Written request
Answer with one number: the count of lines in the listing below that hold the word "Positive".

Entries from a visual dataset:
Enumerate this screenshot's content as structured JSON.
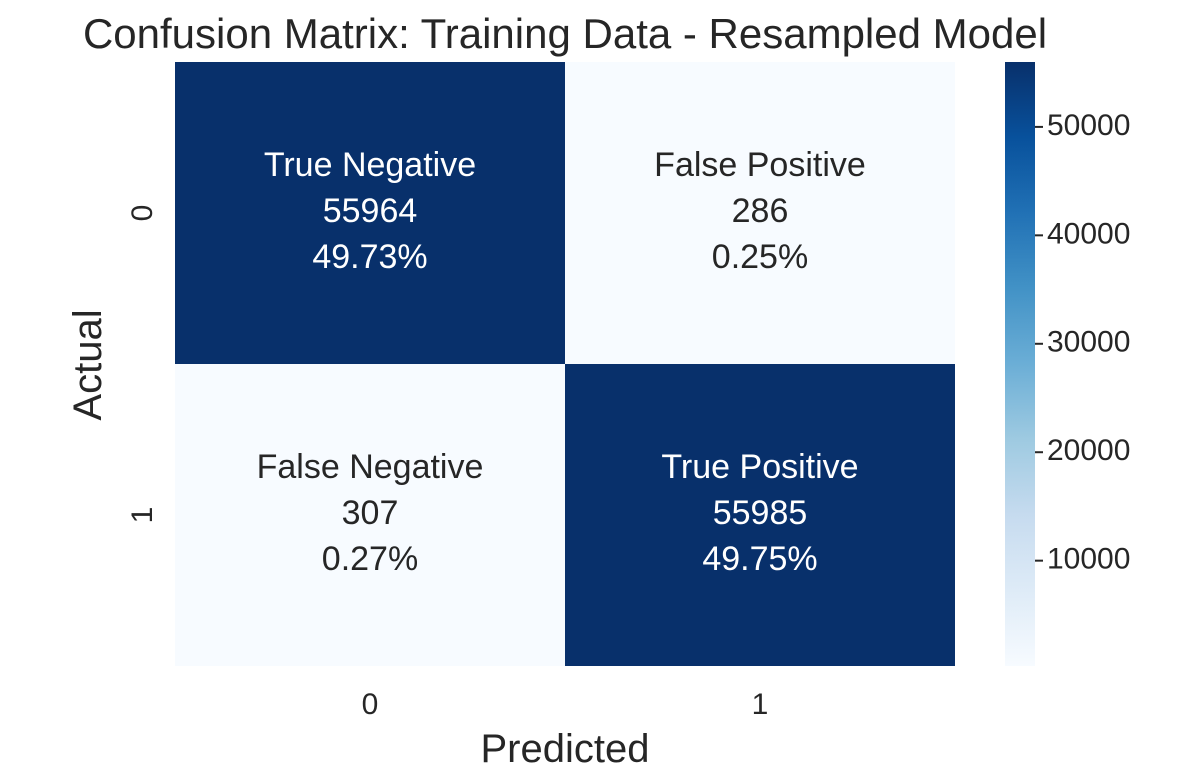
{
  "chart_data": {
    "type": "heatmap",
    "title": "Confusion Matrix: Training Data - Resampled Model",
    "xlabel": "Predicted",
    "ylabel": "Actual",
    "x_categories": [
      "0",
      "1"
    ],
    "y_categories": [
      "0",
      "1"
    ],
    "cells": [
      {
        "row": 0,
        "col": 0,
        "name": "True Negative",
        "count_label": "55964",
        "percent_label": "49.73%",
        "value": 55964,
        "percent": 49.73
      },
      {
        "row": 0,
        "col": 1,
        "name": "False Positive",
        "count_label": "286",
        "percent_label": "0.25%",
        "value": 286,
        "percent": 0.25
      },
      {
        "row": 1,
        "col": 0,
        "name": "False Negative",
        "count_label": "307",
        "percent_label": "0.27%",
        "value": 307,
        "percent": 0.27
      },
      {
        "row": 1,
        "col": 1,
        "name": "True Positive",
        "count_label": "55985",
        "percent_label": "49.75%",
        "value": 55985,
        "percent": 49.75
      }
    ],
    "colorbar": {
      "vmin": 286,
      "vmax": 55985,
      "ticks": [
        10000,
        20000,
        30000,
        40000,
        50000
      ],
      "tick_labels": [
        "10000",
        "20000",
        "30000",
        "40000",
        "50000"
      ],
      "colormap": "Blues",
      "low_color": "#f7fbff",
      "high_color": "#08306b"
    },
    "grid": false,
    "legend": "colorbar-right"
  }
}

Exercise response
2